━━━━━ Provided data ━━━━━

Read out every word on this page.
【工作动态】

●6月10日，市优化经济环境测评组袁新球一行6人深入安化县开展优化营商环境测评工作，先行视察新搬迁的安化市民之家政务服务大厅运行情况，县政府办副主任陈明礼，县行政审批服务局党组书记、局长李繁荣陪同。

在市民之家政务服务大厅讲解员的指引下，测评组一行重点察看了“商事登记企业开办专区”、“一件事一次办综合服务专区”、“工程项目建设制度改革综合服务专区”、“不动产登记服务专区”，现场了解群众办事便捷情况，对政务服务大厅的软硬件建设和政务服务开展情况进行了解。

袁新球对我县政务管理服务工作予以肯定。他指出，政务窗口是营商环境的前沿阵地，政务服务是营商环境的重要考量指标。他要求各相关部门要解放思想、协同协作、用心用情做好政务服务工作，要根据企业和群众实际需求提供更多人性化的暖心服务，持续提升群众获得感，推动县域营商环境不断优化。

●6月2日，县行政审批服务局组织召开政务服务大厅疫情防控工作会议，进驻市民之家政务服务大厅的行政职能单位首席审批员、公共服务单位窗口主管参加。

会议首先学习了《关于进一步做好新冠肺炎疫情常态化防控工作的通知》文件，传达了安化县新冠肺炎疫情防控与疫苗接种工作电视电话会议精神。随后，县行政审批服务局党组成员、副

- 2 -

━━━━━

> Requirement
Copy out the full material exactly as it appears.

> Answer in full
Read out every word on this page.
【工作动态】

●6月10日，市优化经济环境测评组袁新球一行6人深入安化县开展优化营商环境测评工作，先行视察新搬迁的安化市民之家政务服务大厅运行情况，县政府办副主任陈明礼，县行政审批服务局党组书记、局长李繁荣陪同。

在市民之家政务服务大厅讲解员的指引下，测评组一行重点察看了“商事登记企业开办专区”、“一件事一次办综合服务专区”、“工程项目建设制度改革综合服务专区”、“不动产登记服务专区”，现场了解群众办事便捷情况，对政务服务大厅的软硬件建设和政务服务开展情况进行了解。

袁新球对我县政务管理服务工作予以肯定。他指出，政务窗口是营商环境的前沿阵地，政务服务是营商环境的重要考量指标。他要求各相关部门要解放思想、协同协作、用心用情做好政务服务工作，要根据企业和群众实际需求提供更多人性化的暖心服务，持续提升群众获得感，推动县域营商环境不断优化。

●6月2日，县行政审批服务局组织召开政务服务大厅疫情防控工作会议，进驻市民之家政务服务大厅的行政职能单位首席审批员、公共服务单位窗口主管参加。

会议首先学习了《关于进一步做好新冠肺炎疫情常态化防控工作的通知》文件，传达了安化县新冠肺炎疫情防控与疫苗接种工作电视电话会议精神。随后，县行政审批服务局党组成员、副

- 2 -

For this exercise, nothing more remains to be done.